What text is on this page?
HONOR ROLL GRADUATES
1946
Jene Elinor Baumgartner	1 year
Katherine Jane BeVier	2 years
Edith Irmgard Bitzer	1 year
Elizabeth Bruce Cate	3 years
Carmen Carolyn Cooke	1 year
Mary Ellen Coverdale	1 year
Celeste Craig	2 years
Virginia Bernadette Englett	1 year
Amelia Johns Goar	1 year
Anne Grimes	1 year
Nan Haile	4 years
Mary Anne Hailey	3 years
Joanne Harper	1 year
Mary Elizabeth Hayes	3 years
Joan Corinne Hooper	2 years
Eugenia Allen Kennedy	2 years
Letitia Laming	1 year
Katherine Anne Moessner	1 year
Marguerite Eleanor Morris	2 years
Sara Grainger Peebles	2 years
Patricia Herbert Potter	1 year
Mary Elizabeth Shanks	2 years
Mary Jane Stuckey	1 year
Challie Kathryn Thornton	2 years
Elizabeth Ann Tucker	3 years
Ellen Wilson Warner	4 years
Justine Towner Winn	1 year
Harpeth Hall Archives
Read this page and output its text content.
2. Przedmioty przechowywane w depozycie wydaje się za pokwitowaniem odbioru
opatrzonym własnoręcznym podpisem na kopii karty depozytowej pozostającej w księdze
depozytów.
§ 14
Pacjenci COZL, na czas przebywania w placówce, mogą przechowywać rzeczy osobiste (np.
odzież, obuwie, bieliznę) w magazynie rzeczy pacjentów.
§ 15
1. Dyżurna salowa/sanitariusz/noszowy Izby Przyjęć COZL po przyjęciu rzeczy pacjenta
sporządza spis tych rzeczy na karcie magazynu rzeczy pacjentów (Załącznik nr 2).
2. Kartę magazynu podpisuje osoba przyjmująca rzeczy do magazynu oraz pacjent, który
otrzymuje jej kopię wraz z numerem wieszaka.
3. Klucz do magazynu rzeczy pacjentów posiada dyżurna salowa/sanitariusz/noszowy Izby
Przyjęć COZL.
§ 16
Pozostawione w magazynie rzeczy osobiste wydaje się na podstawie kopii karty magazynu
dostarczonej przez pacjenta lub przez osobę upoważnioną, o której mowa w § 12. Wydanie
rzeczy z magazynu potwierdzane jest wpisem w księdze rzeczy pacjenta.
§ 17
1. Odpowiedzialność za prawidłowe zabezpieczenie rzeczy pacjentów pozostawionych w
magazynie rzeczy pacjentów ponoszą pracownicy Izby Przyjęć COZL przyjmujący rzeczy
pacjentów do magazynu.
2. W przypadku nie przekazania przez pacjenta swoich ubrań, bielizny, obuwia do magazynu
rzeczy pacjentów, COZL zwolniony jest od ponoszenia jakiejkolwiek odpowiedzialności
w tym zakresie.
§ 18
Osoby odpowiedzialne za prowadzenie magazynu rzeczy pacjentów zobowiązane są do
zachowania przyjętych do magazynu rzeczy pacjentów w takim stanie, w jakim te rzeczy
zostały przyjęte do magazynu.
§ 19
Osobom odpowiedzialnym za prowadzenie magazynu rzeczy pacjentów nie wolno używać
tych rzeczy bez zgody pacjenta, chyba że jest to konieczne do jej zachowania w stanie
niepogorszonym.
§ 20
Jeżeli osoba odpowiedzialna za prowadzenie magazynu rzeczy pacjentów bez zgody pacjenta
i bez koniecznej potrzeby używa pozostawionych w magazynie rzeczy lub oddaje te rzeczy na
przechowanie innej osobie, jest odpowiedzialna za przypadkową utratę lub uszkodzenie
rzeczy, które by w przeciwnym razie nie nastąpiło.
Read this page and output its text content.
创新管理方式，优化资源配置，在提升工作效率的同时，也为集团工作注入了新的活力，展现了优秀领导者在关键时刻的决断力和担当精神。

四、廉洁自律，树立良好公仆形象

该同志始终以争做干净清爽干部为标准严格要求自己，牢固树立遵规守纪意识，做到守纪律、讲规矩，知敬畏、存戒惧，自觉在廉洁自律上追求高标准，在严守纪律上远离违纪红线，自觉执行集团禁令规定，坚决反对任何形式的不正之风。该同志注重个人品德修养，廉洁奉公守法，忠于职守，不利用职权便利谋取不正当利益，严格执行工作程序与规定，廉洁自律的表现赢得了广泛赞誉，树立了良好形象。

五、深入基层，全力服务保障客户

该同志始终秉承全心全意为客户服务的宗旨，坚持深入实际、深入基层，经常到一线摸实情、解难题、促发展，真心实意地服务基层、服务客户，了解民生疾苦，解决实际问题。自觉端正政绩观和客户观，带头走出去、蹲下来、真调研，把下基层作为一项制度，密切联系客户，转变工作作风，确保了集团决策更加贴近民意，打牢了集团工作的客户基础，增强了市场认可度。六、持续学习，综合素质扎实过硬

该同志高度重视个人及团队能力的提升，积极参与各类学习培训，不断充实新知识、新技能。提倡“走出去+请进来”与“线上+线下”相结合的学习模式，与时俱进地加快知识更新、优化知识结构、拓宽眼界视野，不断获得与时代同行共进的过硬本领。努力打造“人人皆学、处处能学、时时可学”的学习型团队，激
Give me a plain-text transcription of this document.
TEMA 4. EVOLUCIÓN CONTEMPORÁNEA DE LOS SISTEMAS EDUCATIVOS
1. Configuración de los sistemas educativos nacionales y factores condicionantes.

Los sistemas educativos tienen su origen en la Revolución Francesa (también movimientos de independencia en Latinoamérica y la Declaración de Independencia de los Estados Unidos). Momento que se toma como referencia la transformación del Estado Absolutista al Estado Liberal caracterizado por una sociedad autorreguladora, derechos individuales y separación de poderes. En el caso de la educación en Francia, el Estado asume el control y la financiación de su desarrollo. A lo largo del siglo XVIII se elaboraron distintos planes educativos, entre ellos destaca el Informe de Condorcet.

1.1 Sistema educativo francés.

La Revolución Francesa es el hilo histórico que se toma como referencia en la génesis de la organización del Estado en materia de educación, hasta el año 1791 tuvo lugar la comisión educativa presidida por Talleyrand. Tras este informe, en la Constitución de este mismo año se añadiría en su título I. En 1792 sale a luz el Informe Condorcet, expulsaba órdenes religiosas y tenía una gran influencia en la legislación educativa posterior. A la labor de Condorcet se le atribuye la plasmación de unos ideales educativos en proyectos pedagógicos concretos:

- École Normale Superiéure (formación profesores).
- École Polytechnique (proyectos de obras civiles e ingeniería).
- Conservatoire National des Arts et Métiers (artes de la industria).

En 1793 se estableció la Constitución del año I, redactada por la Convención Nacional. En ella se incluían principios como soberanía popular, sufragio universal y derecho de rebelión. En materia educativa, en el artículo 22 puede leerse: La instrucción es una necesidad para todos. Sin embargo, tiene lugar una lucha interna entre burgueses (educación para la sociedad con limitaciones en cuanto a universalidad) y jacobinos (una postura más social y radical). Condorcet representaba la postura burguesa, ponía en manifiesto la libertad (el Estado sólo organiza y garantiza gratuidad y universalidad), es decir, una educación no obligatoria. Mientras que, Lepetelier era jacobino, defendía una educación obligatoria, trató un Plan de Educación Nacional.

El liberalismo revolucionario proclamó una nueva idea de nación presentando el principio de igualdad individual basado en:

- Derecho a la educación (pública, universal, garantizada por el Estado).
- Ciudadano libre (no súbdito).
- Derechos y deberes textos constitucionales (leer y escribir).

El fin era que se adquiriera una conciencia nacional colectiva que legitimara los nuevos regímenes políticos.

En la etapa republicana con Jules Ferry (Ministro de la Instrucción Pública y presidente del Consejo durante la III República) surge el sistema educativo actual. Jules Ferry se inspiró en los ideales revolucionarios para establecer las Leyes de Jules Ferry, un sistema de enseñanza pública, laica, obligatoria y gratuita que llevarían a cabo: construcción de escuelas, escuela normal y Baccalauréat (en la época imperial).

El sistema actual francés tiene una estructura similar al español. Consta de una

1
□ □ □
:: Exercise instructions ::
In the listing above, find the lines holding the word "Katherine" and copy them.

:: Expected output ::
Katherine Jane BeVier	2 years
Katherine Anne Moessner	1 year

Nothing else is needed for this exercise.